▶ [Exercise description]
Return every line of the listing below unchanged, but leave out the pictures.

▶ [Data records]
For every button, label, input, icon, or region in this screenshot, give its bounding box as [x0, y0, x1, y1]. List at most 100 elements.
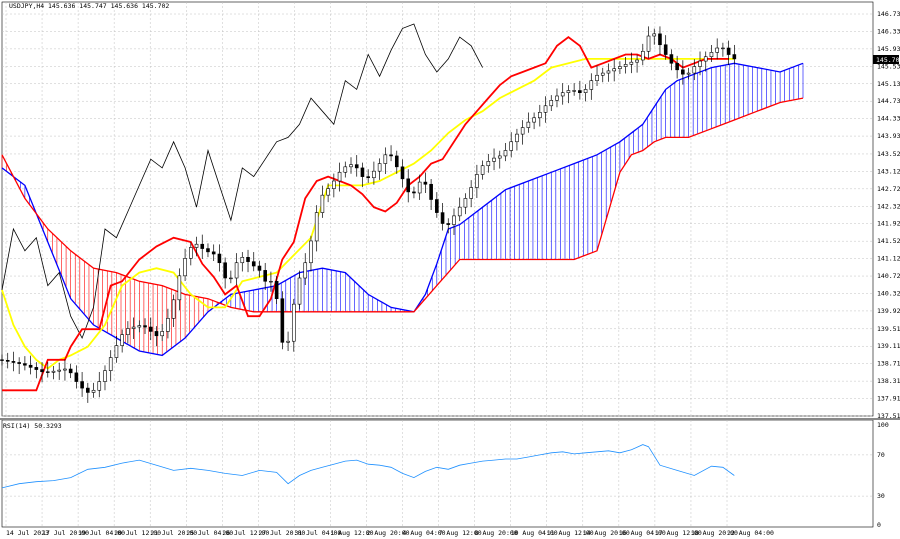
candle-body: [549, 100, 554, 107]
candle-body: [200, 243, 205, 249]
y-tick-label: 144.330: [877, 115, 900, 123]
candle-body: [503, 150, 508, 157]
candle-body: [486, 161, 491, 167]
y-tick-label: 137.510: [877, 412, 900, 420]
y-tick-label: 138.710: [877, 360, 900, 368]
candle-body: [360, 167, 365, 177]
candle-body: [114, 345, 119, 358]
candle-body: [177, 275, 182, 301]
candle-body: [303, 262, 308, 279]
kijun-sen: [1, 58, 735, 370]
candle-body: [366, 176, 370, 179]
candle-body: [646, 35, 651, 52]
chart-symbol-label: USDJPY,H4: [9, 2, 44, 10]
y-tick-label: 146.330: [877, 27, 900, 35]
y-tick-label: 144.730: [877, 97, 900, 105]
candle-body: [377, 163, 382, 172]
x-tick-label: 14 Jul 2023: [6, 529, 49, 537]
candle-body: [412, 191, 416, 194]
candle-body: [675, 62, 679, 71]
chart-ohlc-values: 145.636 145.747 145.636 145.702: [48, 2, 169, 10]
candle-body: [406, 178, 411, 193]
x-tick-label: 22 Aug 04:00: [727, 529, 774, 537]
candle-body: [28, 364, 33, 368]
candle-body: [126, 328, 130, 335]
candle-body: [40, 369, 44, 373]
candle-body: [217, 253, 222, 264]
candle-body: [251, 261, 256, 267]
candle-body: [726, 47, 731, 55]
candle-body: [446, 223, 451, 225]
candle-body: [148, 326, 153, 332]
rsi-header: RSI(14) 50.3293: [3, 422, 62, 430]
candle-body: [583, 89, 588, 93]
x-tick-label: 26 Jul 12:00: [222, 529, 269, 537]
candle-body: [160, 331, 164, 337]
candle-body: [349, 164, 353, 168]
candle-body: [595, 74, 599, 82]
x-tick-label: 1 Aug 12:00: [330, 529, 373, 537]
candle-body: [715, 47, 719, 53]
x-tick-label: 20 Jul 12:00: [114, 529, 161, 537]
candle-body: [721, 47, 725, 50]
candle-body: [166, 318, 170, 332]
candle-body: [469, 187, 473, 199]
candle-body: [354, 164, 359, 169]
x-tick-label: 17 Jul 20:00: [42, 529, 89, 537]
candle-body: [457, 206, 462, 217]
candle-body: [560, 92, 565, 97]
candle-body: [566, 90, 571, 93]
candle-body: [120, 334, 124, 346]
x-tick-label: 21 Jul 20:00: [150, 529, 197, 537]
main-pane-frame: [1, 1, 874, 417]
candle-body: [389, 154, 393, 157]
y-tick-label: 146.730: [877, 10, 900, 18]
candle-body: [372, 170, 376, 179]
y-tick-label: 139.510: [877, 325, 900, 333]
candle-body: [635, 59, 639, 63]
candle-body: [703, 56, 708, 62]
candle-body: [68, 368, 73, 374]
y-tick-label: 139.110: [877, 342, 900, 350]
candle-body: [732, 54, 737, 60]
candle-body: [103, 370, 107, 382]
candle-body: [692, 66, 697, 74]
candle-body: [291, 303, 296, 342]
candle-body: [332, 180, 336, 189]
candle-body: [234, 262, 239, 279]
candle-body: [337, 171, 342, 182]
candle-body: [612, 68, 616, 72]
candle-body: [600, 72, 605, 76]
candle-body: [45, 371, 50, 373]
candle-body: [326, 188, 330, 196]
candle-body: [154, 331, 159, 337]
candle-body: [80, 381, 84, 389]
candle-body: [629, 61, 634, 65]
candle-body: [618, 66, 622, 70]
candle-body: [309, 240, 313, 264]
rsi-tick-label: 0: [877, 521, 881, 529]
candle-body: [555, 95, 559, 101]
y-tick-label: 145.530: [877, 62, 900, 70]
candle-body: [280, 298, 285, 343]
x-tick-label: 7 Aug 12:00: [439, 529, 482, 537]
candle-body: [526, 121, 531, 128]
y-tick-label: 141.120: [877, 255, 900, 263]
candle-body: [246, 256, 250, 262]
tenkan-sen: [2, 35, 729, 392]
candle-body: [658, 33, 662, 46]
candle-body: [0, 359, 4, 361]
candle-body: [229, 277, 233, 280]
x-tick-label: 31 Jul 04:00: [294, 529, 341, 537]
x-tick-label: 16 Aug 04:00: [619, 529, 666, 537]
candle-body: [263, 270, 267, 282]
candle-body: [440, 212, 445, 224]
candle-body: [269, 280, 273, 283]
candle-body: [572, 90, 576, 92]
x-tick-label: 10 Aug 04:00: [511, 529, 558, 537]
candle-body: [509, 141, 514, 151]
candle-body: [211, 251, 216, 255]
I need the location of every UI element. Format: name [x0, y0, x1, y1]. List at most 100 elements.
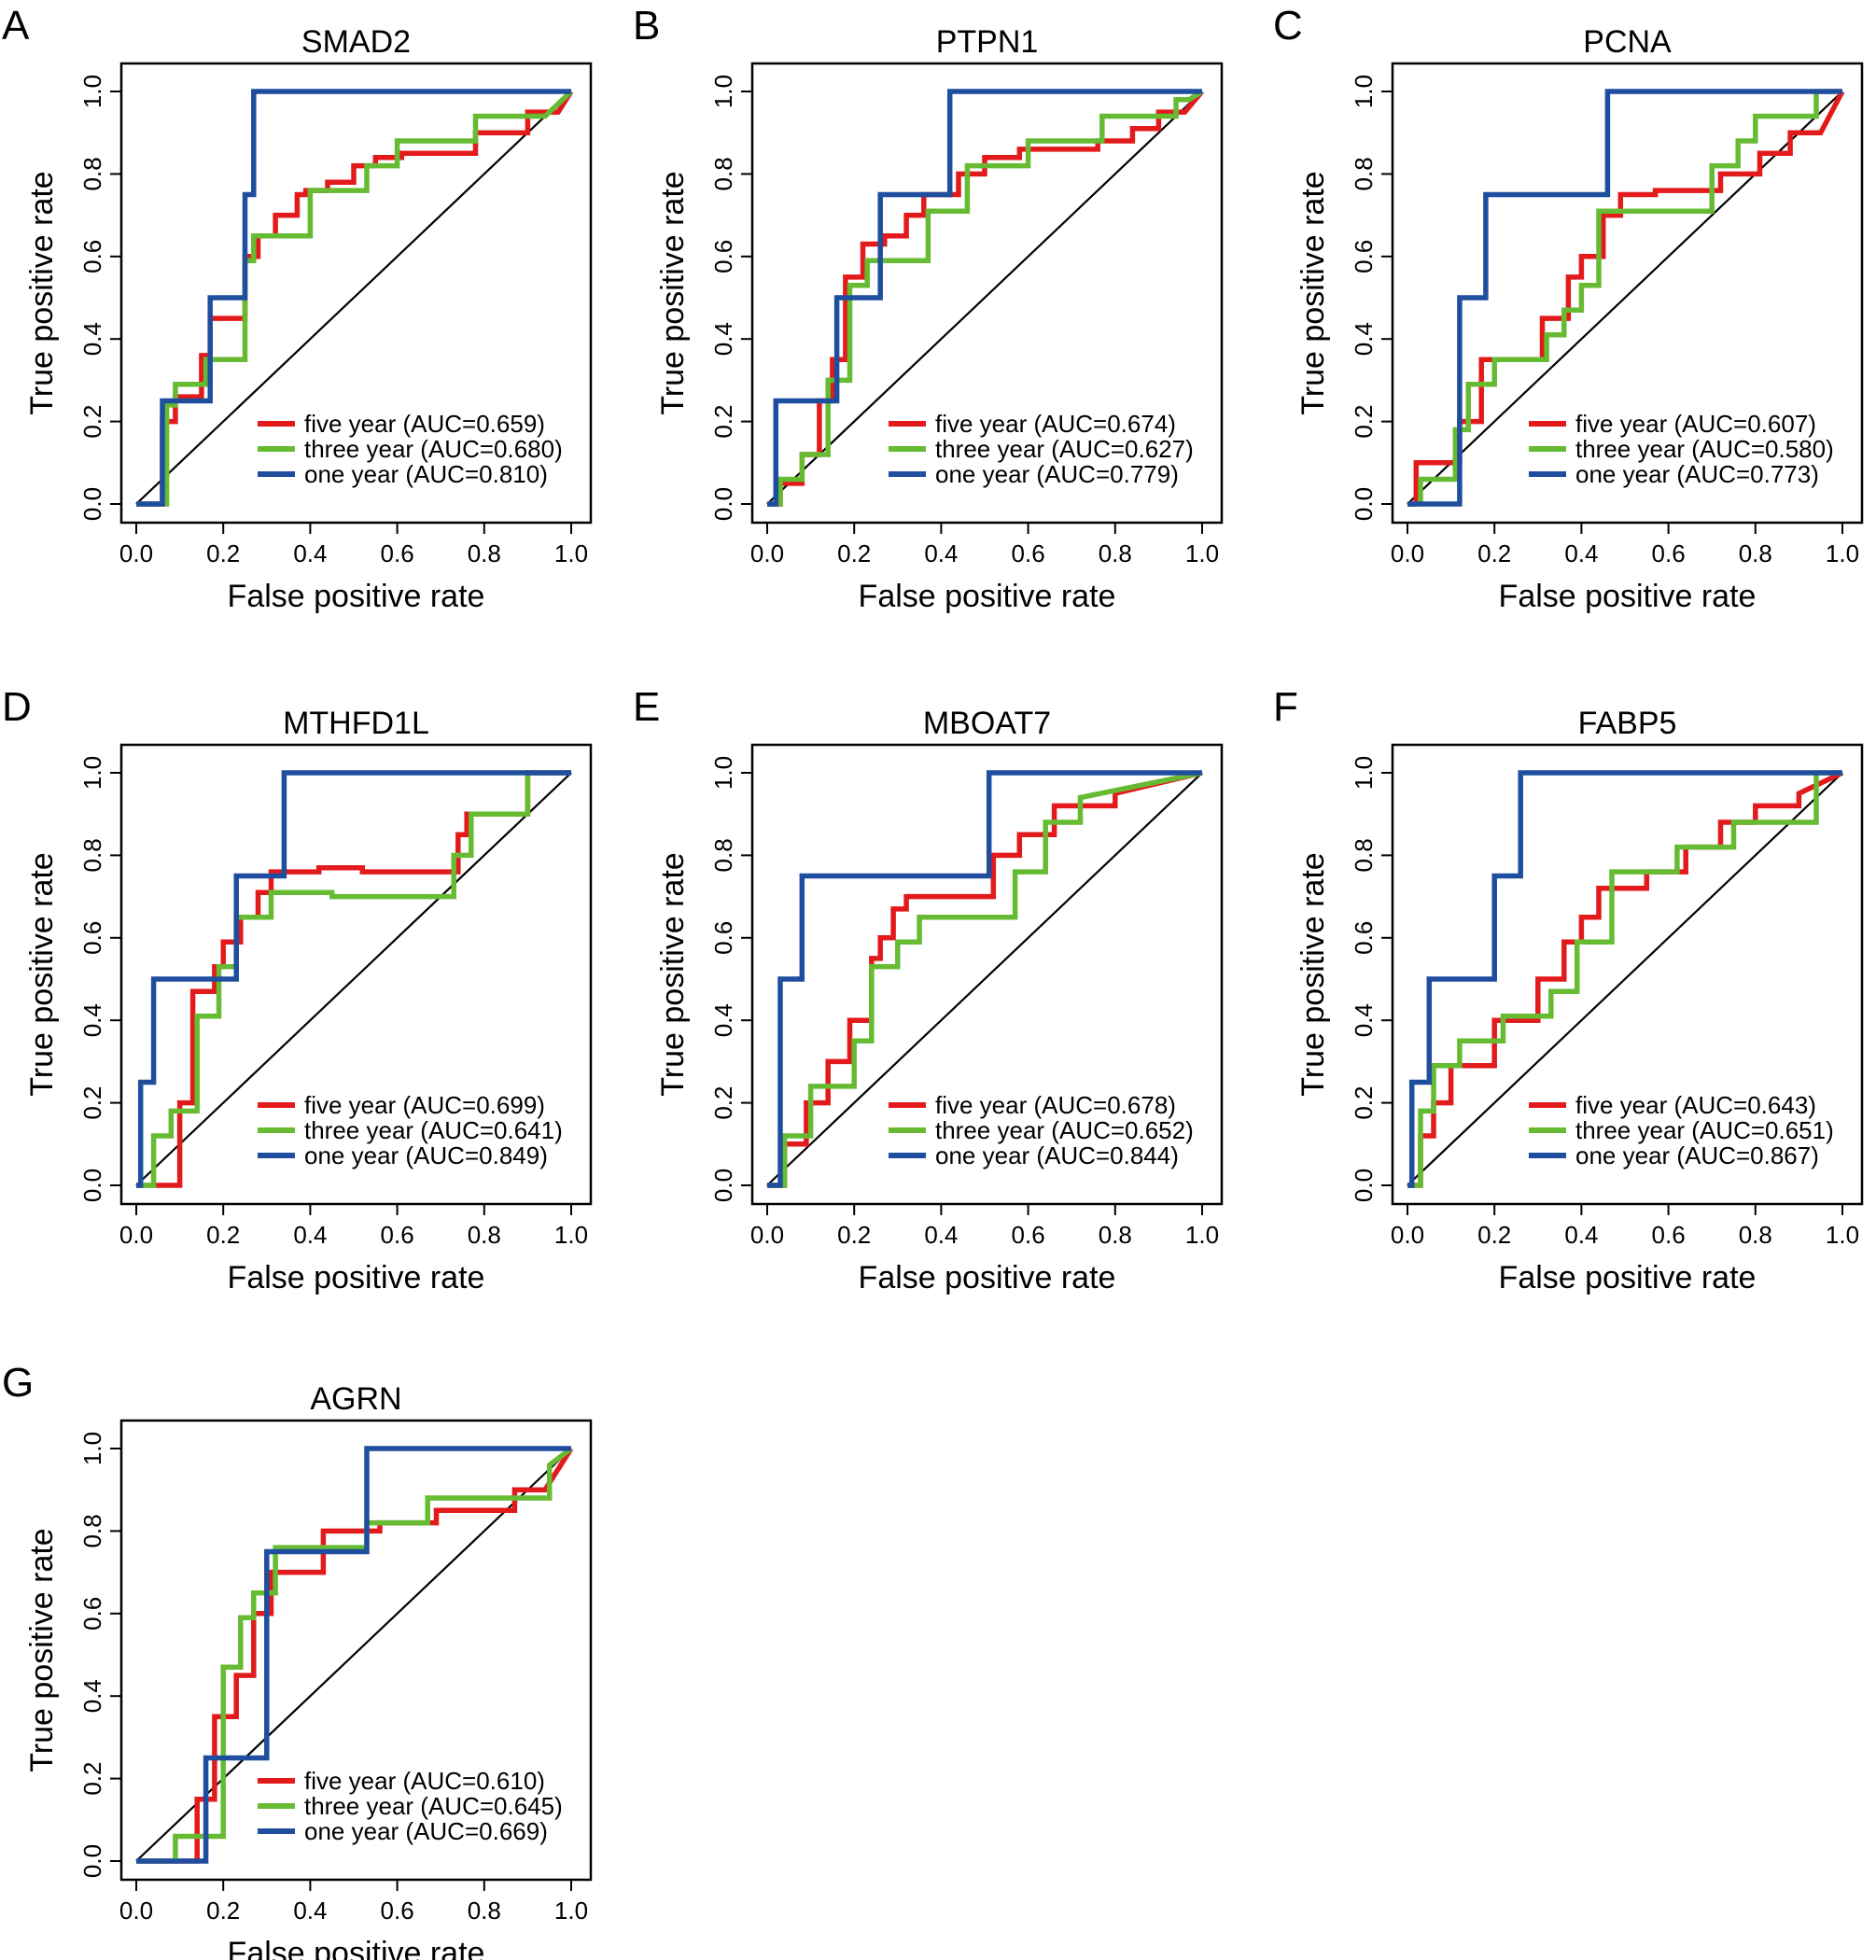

▶ [The completed task]
For every button, label, input, icon, or region in this screenshot, give its bounding box as [x0, y0, x1, y1]. List at most 100 elements.
candle-body: [549, 100, 554, 107]
candle-body: [200, 243, 205, 249]
y-tick-label: 144.330: [877, 115, 900, 123]
candle-body: [503, 150, 508, 157]
candle-body: [486, 161, 491, 167]
y-tick-label: 137.510: [877, 412, 900, 420]
y-tick-label: 138.710: [877, 360, 900, 368]
candle-body: [360, 167, 365, 177]
candle-body: [114, 345, 119, 358]
candle-body: [177, 275, 182, 301]
candle-body: [303, 262, 308, 279]
kijun-sen: [1, 58, 735, 370]
candle-body: [366, 176, 370, 179]
candle-body: [646, 35, 651, 52]
chart-symbol-label: USDJPY,H4: [9, 2, 44, 10]
y-tick-label: 146.330: [877, 27, 900, 35]
y-tick-label: 144.730: [877, 97, 900, 105]
candle-body: [377, 163, 382, 172]
x-tick-label: 14 Jul 2023: [6, 529, 49, 537]
candle-body: [412, 191, 416, 194]
candle-body: [675, 62, 679, 71]
chart-ohlc-values: 145.636 145.747 145.636 145.702: [48, 2, 169, 10]
candle-body: [406, 178, 411, 193]
x-tick-label: 22 Aug 04:00: [727, 529, 774, 537]
candle-body: [28, 364, 33, 368]
candle-body: [126, 328, 130, 335]
candle-body: [40, 369, 44, 373]
candle-body: [217, 253, 222, 264]
candle-body: [251, 261, 256, 267]
candle-body: [726, 47, 731, 55]
candle-body: [446, 223, 451, 225]
candle-body: [148, 326, 153, 332]
rsi-header: RSI(14) 50.3293: [3, 422, 62, 430]
candle-body: [583, 89, 588, 93]
x-tick-label: 26 Jul 12:00: [222, 529, 269, 537]
candle-body: [160, 331, 164, 337]
candle-body: [349, 164, 353, 168]
candle-body: [595, 74, 599, 82]
x-tick-label: 1 Aug 12:00: [330, 529, 373, 537]
candle-body: [715, 47, 719, 53]
x-tick-label: 20 Jul 12:00: [114, 529, 161, 537]
candle-body: [721, 47, 725, 50]
candle-body: [166, 318, 170, 332]
candle-body: [469, 187, 473, 199]
candle-body: [354, 164, 359, 169]
x-tick-label: 17 Jul 20:00: [42, 529, 89, 537]
candle-body: [457, 206, 462, 217]
candle-body: [560, 92, 565, 97]
candle-body: [566, 90, 571, 93]
candle-body: [120, 334, 124, 346]
x-tick-label: 21 Jul 20:00: [150, 529, 197, 537]
main-pane-frame: [1, 1, 874, 417]
candle-body: [389, 154, 393, 157]
y-tick-label: 146.730: [877, 10, 900, 18]
candle-body: [372, 170, 376, 179]
y-tick-label: 139.510: [877, 325, 900, 333]
candle-body: [635, 59, 639, 63]
candle-body: [703, 56, 708, 62]
candle-body: [68, 368, 73, 374]
y-tick-label: 139.110: [877, 342, 900, 350]
candle-body: [732, 54, 737, 60]
candle-body: [103, 370, 107, 382]
candle-body: [692, 66, 697, 74]
candle-body: [291, 303, 296, 342]
candle-body: [332, 180, 336, 189]
candle-body: [234, 262, 239, 279]
candle-body: [337, 171, 342, 182]
candle-body: [612, 68, 616, 72]
candle-body: [600, 72, 605, 76]
candle-body: [45, 371, 50, 373]
candle-body: [326, 188, 330, 196]
candle-body: [154, 331, 159, 337]
candle-body: [80, 381, 84, 389]
candle-body: [629, 61, 634, 65]
candle-body: [618, 66, 622, 70]
candle-body: [309, 240, 313, 264]
rsi-tick-label: 0: [877, 521, 881, 529]
candle-body: [555, 95, 559, 101]
y-tick-label: 145.530: [877, 62, 900, 70]
candle-body: [280, 298, 285, 343]
x-tick-label: 7 Aug 12:00: [439, 529, 482, 537]
candle-body: [526, 121, 531, 128]
y-tick-label: 141.120: [877, 255, 900, 263]
candle-body: [246, 256, 250, 262]
tenkan-sen: [2, 35, 729, 392]
candle-body: [658, 33, 662, 46]
candle-body: [0, 359, 4, 361]
candle-body: [229, 277, 233, 280]
x-tick-label: 31 Jul 04:00: [294, 529, 341, 537]
x-tick-label: 16 Aug 04:00: [619, 529, 666, 537]
candle-body: [263, 270, 267, 282]
candle-body: [440, 212, 445, 224]
candle-body: [269, 280, 273, 283]
candle-body: [572, 90, 576, 92]
x-tick-label: 10 Aug 04:00: [511, 529, 558, 537]
candle-body: [509, 141, 514, 151]
candle-body: [211, 251, 216, 255]
I need the location of every UI element. Format: name [x0, y0, x1, y1]. List at most 100 elements.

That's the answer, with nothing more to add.